#### Written exercise:
List each line of the data in which the string "silt" appears.

#### Entries supplied:
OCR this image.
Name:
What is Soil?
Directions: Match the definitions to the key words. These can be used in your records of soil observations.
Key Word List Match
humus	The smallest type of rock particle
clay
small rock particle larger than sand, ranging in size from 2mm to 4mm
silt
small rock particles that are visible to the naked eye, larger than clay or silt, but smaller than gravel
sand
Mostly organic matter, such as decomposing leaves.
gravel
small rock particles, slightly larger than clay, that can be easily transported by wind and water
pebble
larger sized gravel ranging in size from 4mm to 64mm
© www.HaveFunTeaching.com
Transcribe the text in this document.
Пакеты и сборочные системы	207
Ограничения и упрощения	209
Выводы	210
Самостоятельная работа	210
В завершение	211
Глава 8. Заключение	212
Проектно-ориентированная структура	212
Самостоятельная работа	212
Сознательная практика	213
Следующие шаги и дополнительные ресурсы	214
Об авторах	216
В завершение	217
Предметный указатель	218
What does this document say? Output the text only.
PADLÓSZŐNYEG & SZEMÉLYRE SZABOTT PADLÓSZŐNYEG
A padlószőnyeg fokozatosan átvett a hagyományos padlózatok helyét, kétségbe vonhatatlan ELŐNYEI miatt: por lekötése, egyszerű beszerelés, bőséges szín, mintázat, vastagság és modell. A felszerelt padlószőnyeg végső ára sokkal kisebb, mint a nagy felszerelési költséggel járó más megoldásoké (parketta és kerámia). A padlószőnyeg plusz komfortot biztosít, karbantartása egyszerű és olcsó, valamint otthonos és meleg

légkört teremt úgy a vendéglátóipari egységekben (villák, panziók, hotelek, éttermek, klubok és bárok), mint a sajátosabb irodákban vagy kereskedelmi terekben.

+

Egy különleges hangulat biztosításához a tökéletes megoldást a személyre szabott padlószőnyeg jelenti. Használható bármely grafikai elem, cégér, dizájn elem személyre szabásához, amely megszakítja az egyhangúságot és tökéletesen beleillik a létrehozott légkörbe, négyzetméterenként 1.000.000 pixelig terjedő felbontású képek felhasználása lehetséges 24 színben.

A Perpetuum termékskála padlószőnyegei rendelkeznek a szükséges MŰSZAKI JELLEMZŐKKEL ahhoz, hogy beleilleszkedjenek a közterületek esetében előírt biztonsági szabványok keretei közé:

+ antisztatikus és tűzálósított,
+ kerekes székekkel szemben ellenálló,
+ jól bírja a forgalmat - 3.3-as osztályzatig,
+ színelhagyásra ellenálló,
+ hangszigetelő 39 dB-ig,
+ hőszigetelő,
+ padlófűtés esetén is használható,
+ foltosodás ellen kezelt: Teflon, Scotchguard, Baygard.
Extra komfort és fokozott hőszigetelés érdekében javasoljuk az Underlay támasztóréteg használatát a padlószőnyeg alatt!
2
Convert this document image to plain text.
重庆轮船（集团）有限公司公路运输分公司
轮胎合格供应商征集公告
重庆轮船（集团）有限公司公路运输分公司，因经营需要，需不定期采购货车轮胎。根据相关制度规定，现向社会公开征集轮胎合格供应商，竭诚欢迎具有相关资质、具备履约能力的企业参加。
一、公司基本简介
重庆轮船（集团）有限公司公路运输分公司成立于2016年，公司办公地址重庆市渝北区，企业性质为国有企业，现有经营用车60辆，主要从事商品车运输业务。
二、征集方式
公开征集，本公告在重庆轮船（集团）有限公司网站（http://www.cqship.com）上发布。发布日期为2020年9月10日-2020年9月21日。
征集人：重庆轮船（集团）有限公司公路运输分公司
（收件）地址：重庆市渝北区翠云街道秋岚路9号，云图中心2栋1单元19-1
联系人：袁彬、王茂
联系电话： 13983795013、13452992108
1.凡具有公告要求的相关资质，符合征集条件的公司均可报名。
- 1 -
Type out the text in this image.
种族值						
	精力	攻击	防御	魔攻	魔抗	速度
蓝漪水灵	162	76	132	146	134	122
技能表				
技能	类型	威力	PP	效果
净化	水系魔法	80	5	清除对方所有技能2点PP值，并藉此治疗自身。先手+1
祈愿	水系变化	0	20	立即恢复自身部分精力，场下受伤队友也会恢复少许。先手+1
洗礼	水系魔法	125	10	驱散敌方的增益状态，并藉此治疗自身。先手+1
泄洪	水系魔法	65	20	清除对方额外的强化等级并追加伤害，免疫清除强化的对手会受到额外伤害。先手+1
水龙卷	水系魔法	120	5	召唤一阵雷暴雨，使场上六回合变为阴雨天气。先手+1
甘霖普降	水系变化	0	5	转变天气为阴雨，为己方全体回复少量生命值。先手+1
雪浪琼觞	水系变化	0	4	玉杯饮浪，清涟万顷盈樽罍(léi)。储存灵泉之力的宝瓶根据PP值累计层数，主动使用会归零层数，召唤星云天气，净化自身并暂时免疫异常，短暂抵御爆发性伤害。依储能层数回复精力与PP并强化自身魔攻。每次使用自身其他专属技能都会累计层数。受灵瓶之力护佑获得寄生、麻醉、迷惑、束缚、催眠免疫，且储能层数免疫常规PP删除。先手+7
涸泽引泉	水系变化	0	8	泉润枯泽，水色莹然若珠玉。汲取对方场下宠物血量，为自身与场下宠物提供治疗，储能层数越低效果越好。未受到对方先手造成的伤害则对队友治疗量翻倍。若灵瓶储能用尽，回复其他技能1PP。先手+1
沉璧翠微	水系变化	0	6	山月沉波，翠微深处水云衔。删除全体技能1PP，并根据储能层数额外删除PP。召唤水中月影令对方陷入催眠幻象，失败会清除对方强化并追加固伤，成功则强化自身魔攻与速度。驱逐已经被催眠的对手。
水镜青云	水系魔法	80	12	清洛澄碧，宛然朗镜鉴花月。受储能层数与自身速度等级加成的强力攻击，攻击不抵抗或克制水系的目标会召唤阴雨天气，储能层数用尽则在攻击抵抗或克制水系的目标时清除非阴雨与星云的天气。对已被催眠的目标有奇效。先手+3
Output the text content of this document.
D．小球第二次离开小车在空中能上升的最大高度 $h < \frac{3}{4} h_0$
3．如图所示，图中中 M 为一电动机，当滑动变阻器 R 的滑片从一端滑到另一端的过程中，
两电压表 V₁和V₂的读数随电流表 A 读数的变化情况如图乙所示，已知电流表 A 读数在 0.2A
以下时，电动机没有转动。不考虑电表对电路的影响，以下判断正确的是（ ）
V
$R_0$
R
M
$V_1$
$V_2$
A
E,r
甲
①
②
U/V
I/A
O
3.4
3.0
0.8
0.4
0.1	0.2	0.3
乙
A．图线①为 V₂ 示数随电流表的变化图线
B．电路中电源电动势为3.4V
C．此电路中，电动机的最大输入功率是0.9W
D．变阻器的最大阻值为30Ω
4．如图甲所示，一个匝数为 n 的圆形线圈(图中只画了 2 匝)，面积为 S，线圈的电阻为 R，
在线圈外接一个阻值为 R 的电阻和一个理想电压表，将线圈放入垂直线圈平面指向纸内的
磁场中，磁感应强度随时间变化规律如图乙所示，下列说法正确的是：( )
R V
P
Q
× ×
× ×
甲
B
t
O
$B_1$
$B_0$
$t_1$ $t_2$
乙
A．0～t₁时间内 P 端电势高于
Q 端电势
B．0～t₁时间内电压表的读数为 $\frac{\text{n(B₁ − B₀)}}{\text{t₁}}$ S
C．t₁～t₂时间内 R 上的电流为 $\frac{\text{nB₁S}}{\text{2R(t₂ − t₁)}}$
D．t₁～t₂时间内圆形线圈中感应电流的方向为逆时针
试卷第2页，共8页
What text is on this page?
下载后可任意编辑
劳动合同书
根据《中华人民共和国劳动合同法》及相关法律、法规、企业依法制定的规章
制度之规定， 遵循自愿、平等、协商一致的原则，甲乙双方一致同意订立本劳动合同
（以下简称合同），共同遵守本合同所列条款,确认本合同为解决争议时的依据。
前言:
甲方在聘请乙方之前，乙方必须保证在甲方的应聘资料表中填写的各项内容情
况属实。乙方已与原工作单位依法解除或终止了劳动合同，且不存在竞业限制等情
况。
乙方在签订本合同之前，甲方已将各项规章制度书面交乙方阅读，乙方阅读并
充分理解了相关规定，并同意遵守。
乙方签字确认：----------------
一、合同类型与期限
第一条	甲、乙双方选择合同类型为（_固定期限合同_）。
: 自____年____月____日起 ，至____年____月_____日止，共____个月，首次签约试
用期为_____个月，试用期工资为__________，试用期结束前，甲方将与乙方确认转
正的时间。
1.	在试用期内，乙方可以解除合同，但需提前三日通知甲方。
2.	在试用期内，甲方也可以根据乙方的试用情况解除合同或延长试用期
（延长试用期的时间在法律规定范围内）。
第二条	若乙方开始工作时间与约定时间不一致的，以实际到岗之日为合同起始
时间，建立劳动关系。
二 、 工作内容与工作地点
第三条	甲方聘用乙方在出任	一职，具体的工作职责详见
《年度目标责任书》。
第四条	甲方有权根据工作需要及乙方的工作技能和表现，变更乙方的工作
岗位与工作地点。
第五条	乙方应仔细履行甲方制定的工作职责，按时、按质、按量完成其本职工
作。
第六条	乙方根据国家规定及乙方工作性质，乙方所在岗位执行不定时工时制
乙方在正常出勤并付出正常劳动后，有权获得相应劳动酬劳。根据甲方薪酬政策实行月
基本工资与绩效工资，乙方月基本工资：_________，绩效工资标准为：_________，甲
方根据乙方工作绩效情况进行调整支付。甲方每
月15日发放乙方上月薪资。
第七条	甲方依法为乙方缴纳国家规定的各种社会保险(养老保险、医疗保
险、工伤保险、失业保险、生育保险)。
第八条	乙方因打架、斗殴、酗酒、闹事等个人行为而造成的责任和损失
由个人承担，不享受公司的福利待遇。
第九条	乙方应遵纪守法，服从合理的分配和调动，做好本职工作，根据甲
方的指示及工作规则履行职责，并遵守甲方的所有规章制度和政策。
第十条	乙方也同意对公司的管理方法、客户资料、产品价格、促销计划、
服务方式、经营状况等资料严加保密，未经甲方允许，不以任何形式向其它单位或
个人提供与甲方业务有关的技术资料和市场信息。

#### Solution for this task:
silt
small rock particles that are visible to the naked eye, larger than clay or silt, but smaller than gravel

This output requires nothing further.